### STATED PROBLEM
Turn the lines of the material below, from the line containing "star-speck <box>846 365 847 366</box>" through the line containing "stat-on-board: ON THE", into a numbered list with blank lines left out.

### SOURCE RECORDS
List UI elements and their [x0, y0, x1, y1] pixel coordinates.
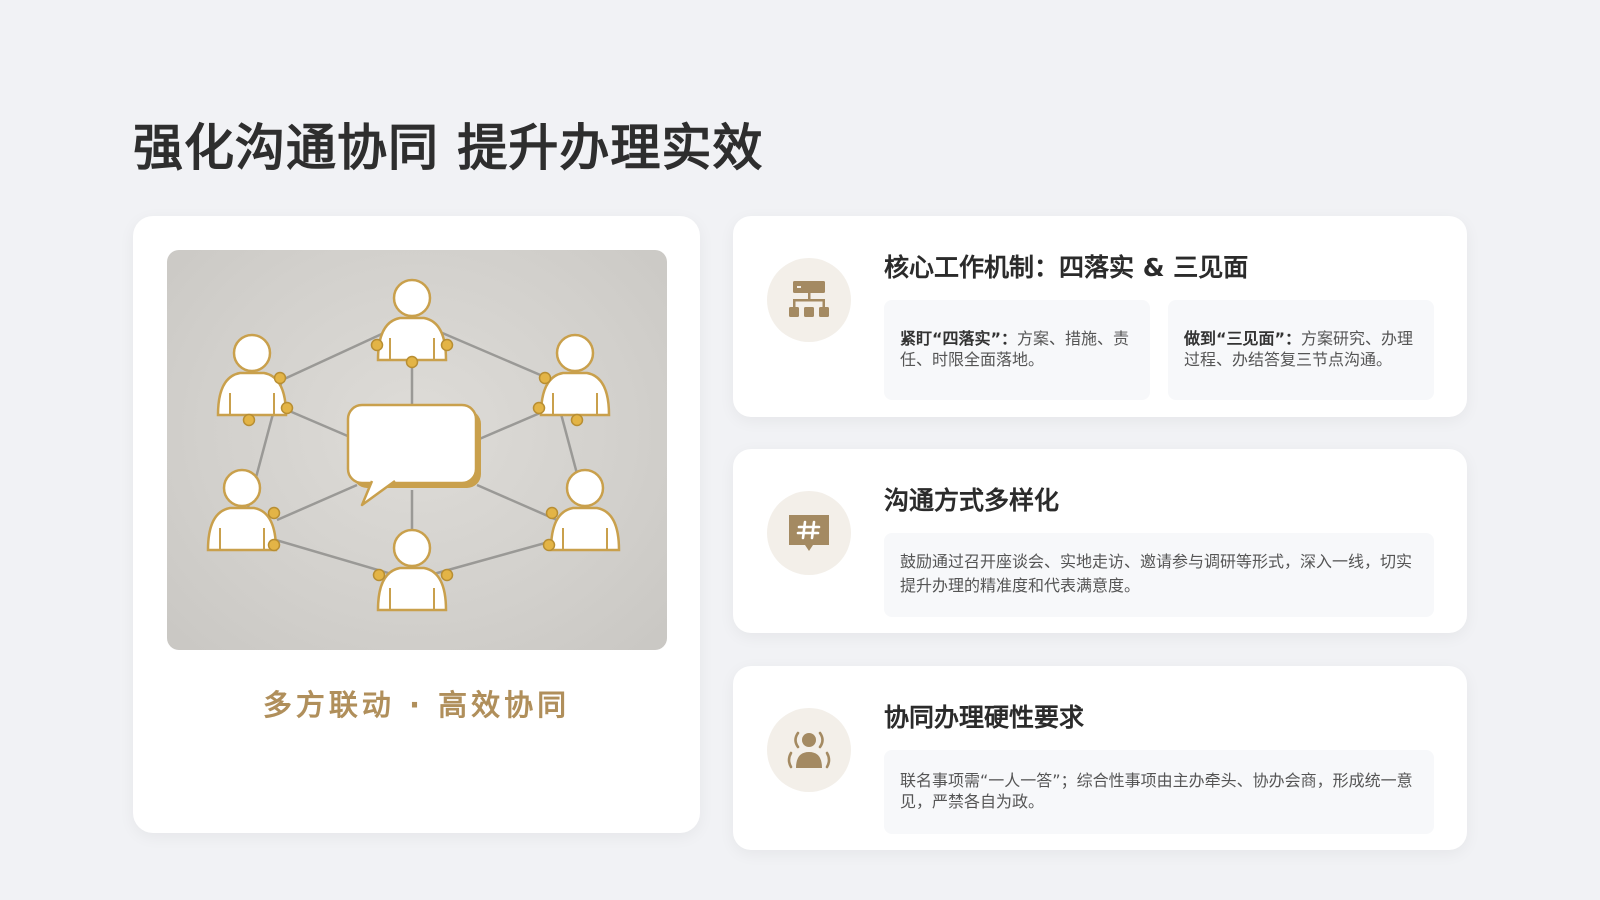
- tagline: 多方联动 · 高效协同: [262, 688, 571, 722]
- people-network-icon: [206, 278, 621, 612]
- slide: 强化沟通协同 提升办理实效 多方联动 · 高效协同 核心工作机制：四落实 & 三…: [0, 0, 1600, 900]
- item-label: 紧盯“四落实”：: [900, 329, 1018, 348]
- page-title: 强化沟通协同 提升办理实效: [133, 119, 764, 177]
- card-text-box: 鼓励通过召开座谈会、实地走访、邀请参与调研等形式，深入一线，切实提升办理的精准度…: [884, 533, 1434, 617]
- card-title: 协同办理硬性要求: [884, 703, 1085, 732]
- hierarchy-icon: [767, 258, 851, 342]
- four-implementations-box: 紧盯“四落实”：方案、措施、责任、时限全面落地。: [884, 300, 1150, 400]
- item-label: 做到“三见面”：: [1184, 329, 1302, 348]
- chat-hash-icon: [767, 491, 851, 575]
- illustration-card: 多方联动 · 高效协同: [133, 216, 700, 833]
- card-communication-methods: 沟通方式多样化 鼓励通过召开座谈会、实地走访、邀请参与调研等形式，深入一线，切实…: [733, 449, 1467, 633]
- card-core-mechanism: 核心工作机制：四落实 & 三见面 紧盯“四落实”：方案、措施、责任、时限全面落地…: [733, 216, 1467, 417]
- card-title: 沟通方式多样化: [884, 486, 1060, 515]
- three-meetings-box: 做到“三见面”：方案研究、办理过程、办结答复三节点沟通。: [1168, 300, 1434, 400]
- speech-bubble-icon: [346, 403, 481, 507]
- network-illustration: [167, 250, 667, 650]
- user-signal-icon: [767, 708, 851, 792]
- card-text-box: 联名事项需“一人一答”；综合性事项由主办牵头、协办会商，形成统一意见，严禁各自为…: [884, 750, 1434, 834]
- card-collaboration-requirements: 协同办理硬性要求 联名事项需“一人一答”；综合性事项由主办牵头、协办会商，形成统…: [733, 666, 1467, 850]
- card-title: 核心工作机制：四落实 & 三见面: [884, 253, 1249, 282]
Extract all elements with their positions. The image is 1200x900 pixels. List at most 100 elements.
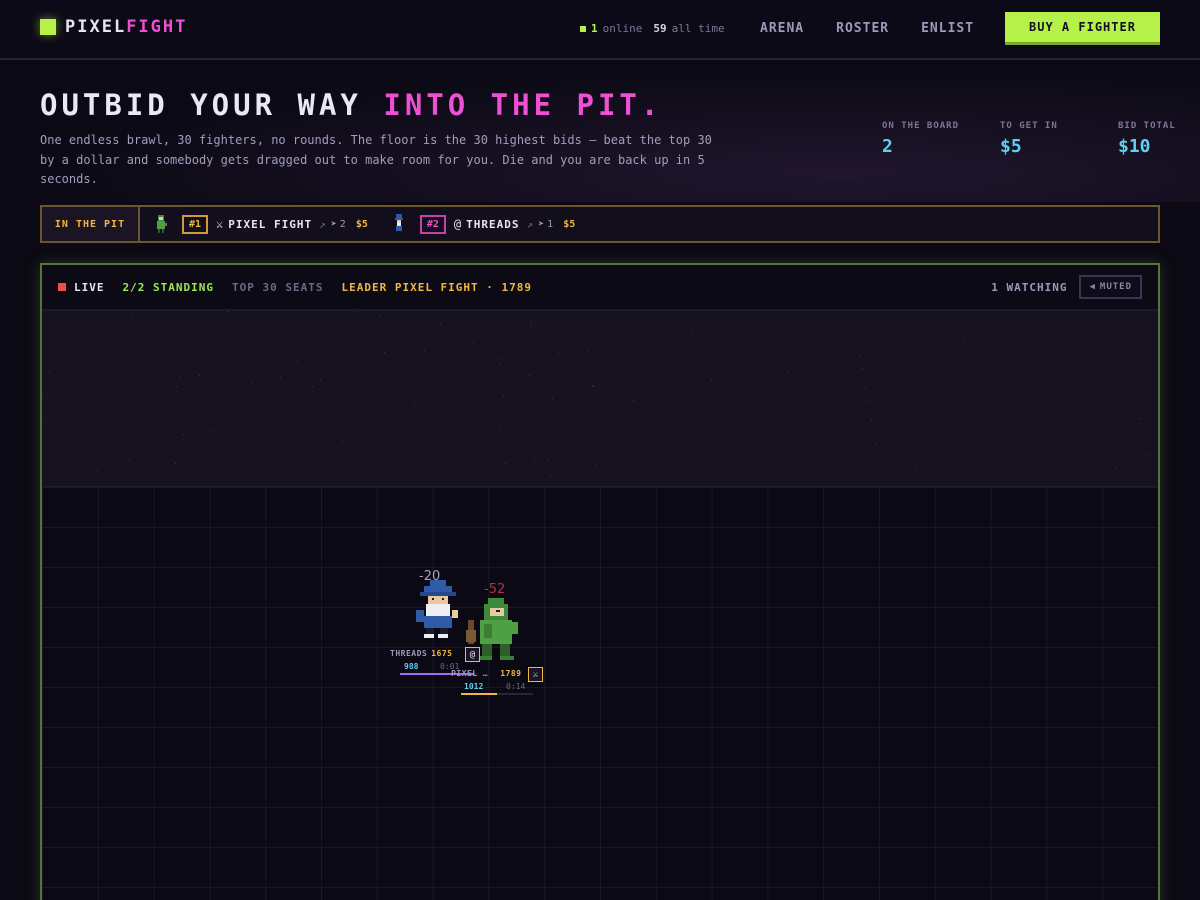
star-speck <box>846 365 847 366</box>
star-speck <box>1023 391 1024 392</box>
fighter-name: THREADS <box>466 217 520 231</box>
star-speck <box>899 370 900 371</box>
star-speck <box>499 364 500 365</box>
star-speck <box>1026 472 1027 473</box>
star-speck <box>649 367 650 368</box>
star-speck <box>866 400 867 401</box>
star-speck <box>963 341 964 342</box>
pit-label: IN THE PIT <box>42 207 140 241</box>
arena-sky-backdrop <box>42 311 1158 487</box>
star-speck <box>552 398 553 399</box>
star-speck <box>882 322 883 323</box>
star-speck <box>907 428 908 429</box>
stat-on-board: ON THE BOARD 2 <box>882 121 1000 157</box>
nav-roster[interactable]: ROSTER <box>836 21 889 36</box>
star-speck <box>384 352 385 353</box>
pit-entry[interactable]: #1 ⚔ PIXEL FIGHT ↗ ➤ 2 $5 <box>154 214 378 234</box>
star-speck <box>845 411 846 412</box>
star-speck <box>314 331 315 332</box>
stat-to-get-in: TO GET IN $5 <box>1000 121 1118 157</box>
online-label: online <box>602 22 643 35</box>
nav-arena[interactable]: ARENA <box>760 21 804 36</box>
rank-badge: #2 <box>419 214 446 234</box>
star-speck <box>775 394 776 395</box>
logo[interactable]: PIXELFIGHT <box>40 17 187 37</box>
crossed-swords-icon: ⚔ <box>528 667 543 682</box>
star-speck <box>592 385 593 386</box>
mute-toggle-button[interactable]: ◀ MUTED <box>1079 275 1142 299</box>
star-speck <box>1109 414 1110 415</box>
fighter-hp: 1012 <box>464 682 484 691</box>
external-link-icon: ↗ <box>319 217 326 231</box>
star-speck <box>167 366 168 367</box>
star-speck <box>531 326 532 327</box>
star-speck <box>711 379 712 380</box>
star-speck <box>312 386 313 387</box>
star-speck <box>1000 386 1001 387</box>
star-speck <box>503 395 504 396</box>
star-speck <box>498 359 499 360</box>
star-speck <box>555 337 556 338</box>
star-speck <box>163 392 164 393</box>
star-dots <box>42 311 1147 478</box>
star-speck <box>664 393 665 394</box>
star-speck <box>865 388 866 389</box>
star-speck <box>819 441 820 442</box>
fighter-score: 1675 <box>431 649 453 658</box>
alltime-count: 59 <box>653 22 667 35</box>
star-speck <box>302 425 303 426</box>
arena-panel: LIVE 2/2 STANDING TOP 30 SEATS LEADER PI… <box>40 263 1160 900</box>
cursor-icon: ➤ <box>538 218 545 230</box>
star-speck <box>793 339 794 340</box>
pit-entry[interactable]: #2 @ THREADS ↗ ➤ 1 $5 <box>392 214 585 234</box>
star-speck <box>1140 418 1141 419</box>
star-speck <box>473 342 474 343</box>
star-speck <box>227 311 228 312</box>
watching-count: 1 WATCHING <box>991 280 1068 294</box>
arena-floor[interactable] <box>42 487 1158 900</box>
stat-label: BID TOTAL <box>1118 121 1176 131</box>
star-speck <box>657 421 658 422</box>
star-speck <box>342 441 343 442</box>
star-speck <box>199 375 200 376</box>
star-speck <box>60 444 61 445</box>
star-speck <box>691 333 692 334</box>
star-speck <box>1036 355 1037 356</box>
fighter-nameplate: PIXEL … 1789 <box>451 669 521 678</box>
arena-header: LIVE 2/2 STANDING TOP 30 SEATS LEADER PI… <box>42 265 1158 311</box>
hero-title-part1: OUTBID YOUR WAY <box>40 88 362 122</box>
star-speck <box>499 426 500 427</box>
star-speck <box>424 350 425 351</box>
buy-fighter-button[interactable]: BUY A FIGHTER <box>1005 12 1160 45</box>
star-speck <box>297 361 298 362</box>
star-speck <box>183 434 184 435</box>
green-knight-fighter-sprite[interactable] <box>462 598 524 664</box>
online-count: 1 <box>591 22 598 35</box>
star-speck <box>1102 366 1103 367</box>
wizard-fighter-sprite[interactable] <box>414 580 462 640</box>
star-speck <box>542 385 543 386</box>
star-speck <box>875 444 876 445</box>
star-speck <box>213 431 214 432</box>
star-speck <box>42 393 43 394</box>
star-speck <box>46 416 47 417</box>
star-speck <box>218 467 219 468</box>
star-speck <box>105 354 106 355</box>
star-speck <box>379 316 380 317</box>
star-speck <box>1095 412 1096 413</box>
star-speck <box>529 375 530 376</box>
star-speck <box>133 322 134 323</box>
star-speck <box>426 477 427 478</box>
logo-text-part2: FIGHT <box>126 17 188 37</box>
star-speck <box>175 463 176 464</box>
nav-enlist[interactable]: ENLIST <box>921 21 974 36</box>
star-speck <box>505 463 506 464</box>
crossed-swords-icon: ⚔ <box>216 217 224 231</box>
star-speck <box>179 377 180 378</box>
star-speck <box>1116 468 1117 469</box>
hero-title: OUTBID YOUR WAY INTO THE PIT. <box>40 88 662 122</box>
standing-count: 2/2 STANDING <box>122 280 214 294</box>
star-speck <box>837 419 838 420</box>
star-speck <box>357 311 358 312</box>
star-speck <box>251 382 252 383</box>
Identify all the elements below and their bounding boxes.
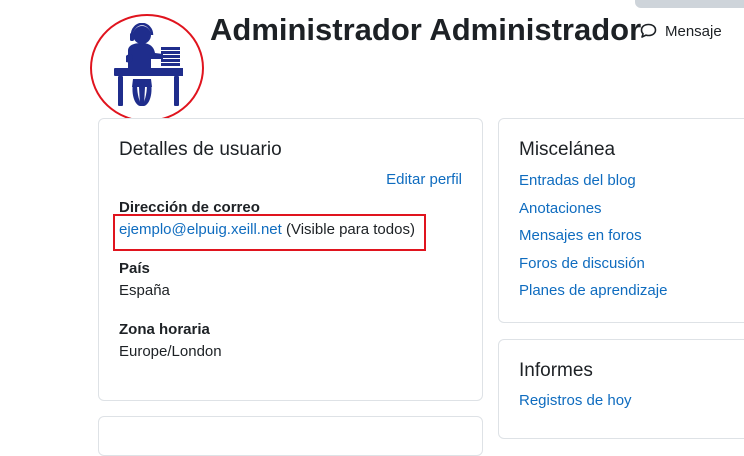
edit-profile-link[interactable]: Editar perfil <box>386 171 462 188</box>
message-label: Mensaje <box>665 22 722 40</box>
list-item: Mensajes en foros <box>519 226 667 254</box>
country-label: País <box>119 260 150 277</box>
top-tab <box>635 0 744 8</box>
notes-link[interactable]: Anotaciones <box>519 200 602 217</box>
bottom-card <box>98 416 483 456</box>
page-title: Administrador Administrador <box>210 12 642 47</box>
email-label: Dirección de correo <box>119 199 260 216</box>
country-value: España <box>119 282 170 299</box>
reports-card: Informes Registros de hoy <box>498 339 744 439</box>
timezone-label: Zona horaria <box>119 321 210 338</box>
todays-logs-link[interactable]: Registros de hoy <box>519 391 632 411</box>
speech-bubble-icon <box>640 23 657 38</box>
email-link[interactable]: ejemplo@elpuig.xeill.net <box>119 221 282 238</box>
list-item: Foros de discusión <box>519 254 667 282</box>
list-item: Anotaciones <box>519 199 667 227</box>
list-item: Entradas del blog <box>519 171 667 199</box>
email-visibility: (Visible para todos) <box>281 221 415 238</box>
forum-posts-link[interactable]: Mensajes en foros <box>519 227 642 244</box>
blog-entries-link[interactable]: Entradas del blog <box>519 172 636 189</box>
avatar <box>90 14 204 122</box>
list-item: Planes de aprendizaje <box>519 281 667 309</box>
timezone-value: Europe/London <box>119 343 222 360</box>
user-details-title: Detalles de usuario <box>119 139 282 160</box>
misc-card: Miscelánea Entradas del blog Anotaciones… <box>498 118 744 323</box>
forum-discussions-link[interactable]: Foros de discusión <box>519 255 645 272</box>
message-button[interactable]: Mensaje <box>640 20 722 42</box>
misc-link-list: Entradas del blog Anotaciones Mensajes e… <box>519 171 667 309</box>
email-value: ejemplo@elpuig.xeill.net (Visible para t… <box>119 220 415 240</box>
reports-title: Informes <box>519 360 593 381</box>
misc-title: Miscelánea <box>519 139 616 160</box>
user-details-card: Detalles de usuario Editar perfil Direcc… <box>98 118 483 401</box>
learning-plans-link[interactable]: Planes de aprendizaje <box>519 282 667 299</box>
person-at-desk-icon <box>114 23 183 106</box>
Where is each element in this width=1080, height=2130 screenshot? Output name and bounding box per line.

### OUTPUT FOR THIS EXERCISE
1. star-speck <box>846 365 847 366</box>
2. star-speck <box>1023 391 1024 392</box>
3. fighter-name: THREADS <box>466 217 520 231</box>
4. star-speck <box>899 370 900 371</box>
5. star-speck <box>499 364 500 365</box>
6. star-speck <box>1026 472 1027 473</box>
7. star-speck <box>649 367 650 368</box>
8. star-speck <box>866 400 867 401</box>
9. star-speck <box>963 341 964 342</box>
10. pit-label: IN THE PIT <box>42 207 140 241</box>
11. arena-sky-backdrop <box>42 311 1158 487</box>
12. star-speck <box>552 398 553 399</box>
13. star-speck <box>882 322 883 323</box>
14. star-speck <box>907 428 908 429</box>
15. stat-on-board: ON THE BOARD 2 <box>882 121 1000 157</box>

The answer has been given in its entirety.